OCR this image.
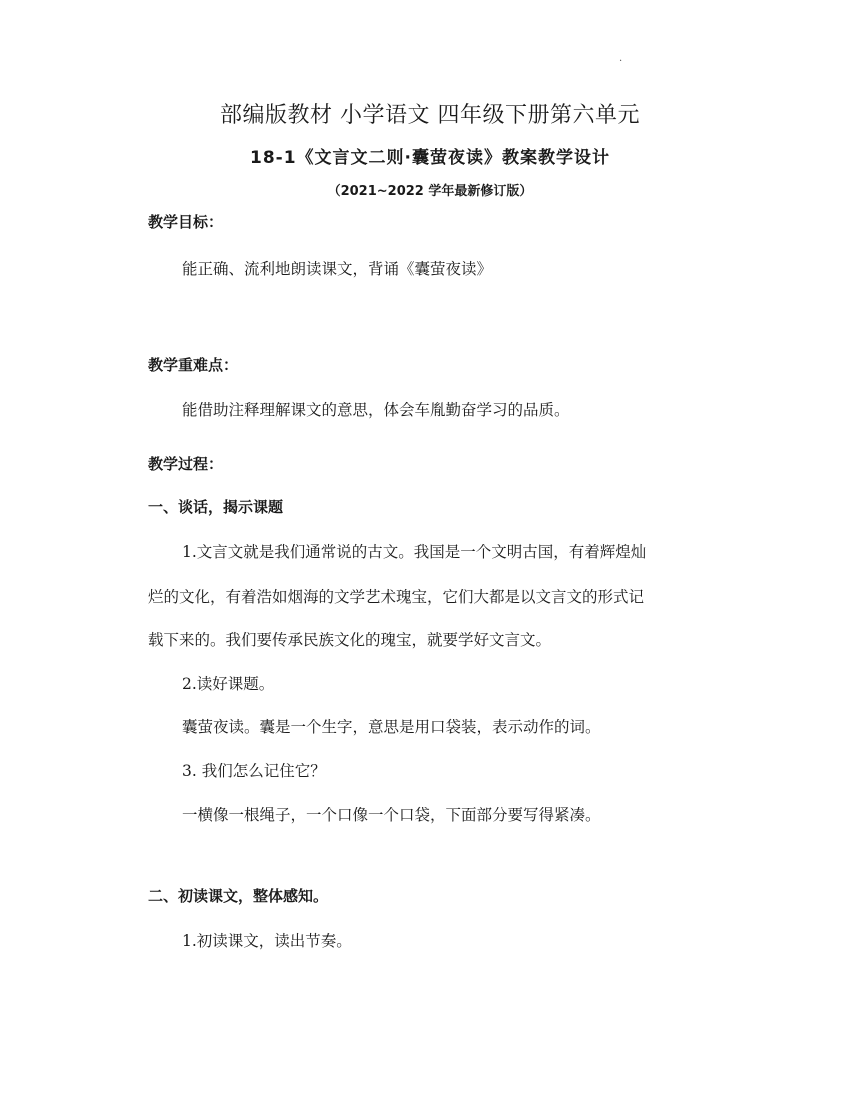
.
部编版教材 小学语文 四年级下册第六单元
18-1《文言文二则·囊萤夜读》教案教学设计
（2021~2022 学年最新修订版）
教学目标：
能正确、流利地朗读课文，背诵《囊萤夜读》
教学重难点：
能借助注释理解课文的意思，体会车胤勤奋学习的品质。
教学过程：
一、谈话，揭示课题
1.文言文就是我们通常说的古文。我国是一个文明古国，有着辉煌灿
烂的文化，有着浩如烟海的文学艺术瑰宝，它们大都是以文言文的形式记
载下来的。我们要传承民族文化的瑰宝，就要学好文言文。
2.读好课题。
囊萤夜读。囊是一个生字，意思是用口袋装，表示动作的词。
3. 我们怎么记住它？
一横像一根绳子，一个口像一个口袋，下面部分要写得紧凑。
二、初读课文，整体感知。
1.初读课文，读出节奏。
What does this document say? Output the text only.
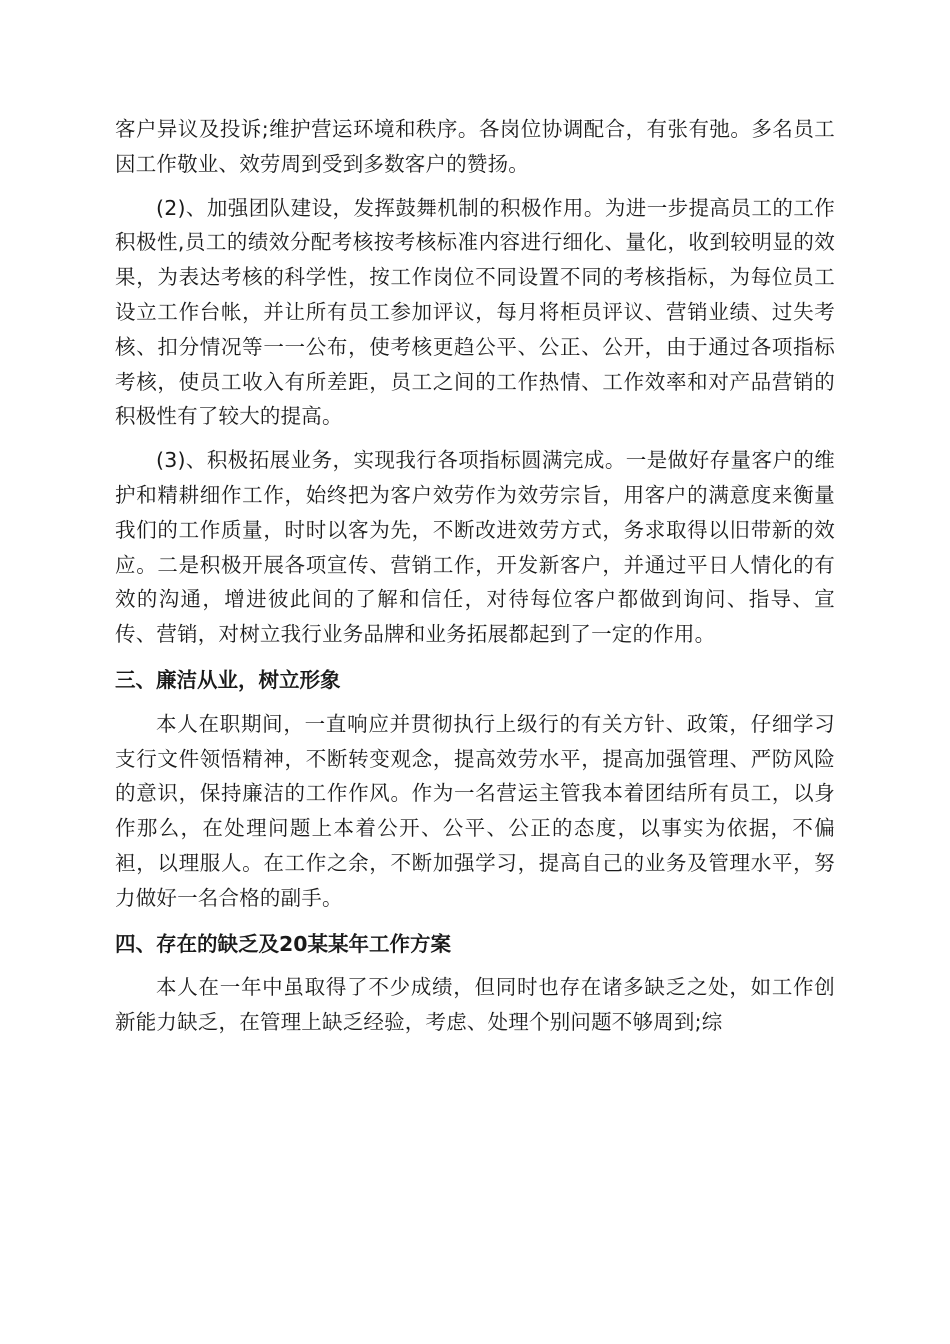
客户异议及投诉;维护营运环境和秩序。各岗位协调配合，有张有弛。多名员工因工作敬业、效劳周到受到多数客户的赞扬。

(2)、加强团队建设，发挥鼓舞机制的积极作用。为进一步提高员工的工作积极性,员工的绩效分配考核按考核标准内容进行细化、量化，收到较明显的效果，为表达考核的科学性，按工作岗位不同设置不同的考核指标，为每位员工设立工作台帐，并让所有员工参加评议，每月将柜员评议、营销业绩、过失考核、扣分情况等一一公布，使考核更趋公平、公正、公开，由于通过各项指标考核，使员工收入有所差距，员工之间的工作热情、工作效率和对产品营销的积极性有了较大的提高。

(3)、积极拓展业务，实现我行各项指标圆满完成。一是做好存量客户的维护和精耕细作工作，始终把为客户效劳作为效劳宗旨，用客户的满意度来衡量我们的工作质量，时时以客为先，不断改进效劳方式，务求取得以旧带新的效应。二是积极开展各项宣传、营销工作，开发新客户，并通过平日人情化的有效的沟通，增进彼此间的了解和信任，对待每位客户都做到询问、指导、宣传、营销，对树立我行业务品牌和业务拓展都起到了一定的作用。

三、廉洁从业，树立形象

本人在职期间，一直响应并贯彻执行上级行的有关方针、政策，仔细学习支行文件领悟精神，不断转变观念，提高效劳水平，提高加强管理、严防风险的意识，保持廉洁的工作作风。作为一名营运主管我本着团结所有员工，以身作那么，在处理问题上本着公开、公平、公正的态度，以事实为依据，不偏袒，以理服人。在工作之余，不断加强学习，提高自己的业务及管理水平，努力做好一名合格的副手。

四、存在的缺乏及20某某年工作方案

本人在一年中虽取得了不少成绩，但同时也存在诸多缺乏之处，如工作创新能力缺乏，在管理上缺乏经验，考虑、处理个别问题不够周到;综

▶ **Problem to solve**:
Repeat everything in the records precisely. Images are excluded from the copy.

▶ **Written reply**:
OCR this image.
.
部编版教材 小学语文 四年级下册第六单元
18-1《文言文二则·囊萤夜读》教案教学设计
（2021~2022 学年最新修订版）
教学目标：
能正确、流利地朗读课文，背诵《囊萤夜读》
教学重难点：
能借助注释理解课文的意思，体会车胤勤奋学习的品质。
教学过程：
一、谈话，揭示课题
1.文言文就是我们通常说的古文。我国是一个文明古国，有着辉煌灿
烂的文化，有着浩如烟海的文学艺术瑰宝，它们大都是以文言文的形式记
载下来的。我们要传承民族文化的瑰宝，就要学好文言文。
2.读好课题。
囊萤夜读。囊是一个生字，意思是用口袋装，表示动作的词。
3. 我们怎么记住它？
一横像一根绳子，一个口像一个口袋，下面部分要写得紧凑。
二、初读课文，整体感知。
1.初读课文，读出节奏。
What does this document say? Output the text only.
客户异议及投诉;维护营运环境和秩序。各岗位协调配合，有张有弛。多名员工因工作敬业、效劳周到受到多数客户的赞扬。

(2)、加强团队建设，发挥鼓舞机制的积极作用。为进一步提高员工的工作积极性,员工的绩效分配考核按考核标准内容进行细化、量化，收到较明显的效果，为表达考核的科学性，按工作岗位不同设置不同的考核指标，为每位员工设立工作台帐，并让所有员工参加评议，每月将柜员评议、营销业绩、过失考核、扣分情况等一一公布，使考核更趋公平、公正、公开，由于通过各项指标考核，使员工收入有所差距，员工之间的工作热情、工作效率和对产品营销的积极性有了较大的提高。

(3)、积极拓展业务，实现我行各项指标圆满完成。一是做好存量客户的维护和精耕细作工作，始终把为客户效劳作为效劳宗旨，用客户的满意度来衡量我们的工作质量，时时以客为先，不断改进效劳方式，务求取得以旧带新的效应。二是积极开展各项宣传、营销工作，开发新客户，并通过平日人情化的有效的沟通，增进彼此间的了解和信任，对待每位客户都做到询问、指导、宣传、营销，对树立我行业务品牌和业务拓展都起到了一定的作用。

三、廉洁从业，树立形象

本人在职期间，一直响应并贯彻执行上级行的有关方针、政策，仔细学习支行文件领悟精神，不断转变观念，提高效劳水平，提高加强管理、严防风险的意识，保持廉洁的工作作风。作为一名营运主管我本着团结所有员工，以身作那么，在处理问题上本着公开、公平、公正的态度，以事实为依据，不偏袒，以理服人。在工作之余，不断加强学习，提高自己的业务及管理水平，努力做好一名合格的副手。

四、存在的缺乏及20某某年工作方案

本人在一年中虽取得了不少成绩，但同时也存在诸多缺乏之处，如工作创新能力缺乏，在管理上缺乏经验，考虑、处理个别问题不够周到;综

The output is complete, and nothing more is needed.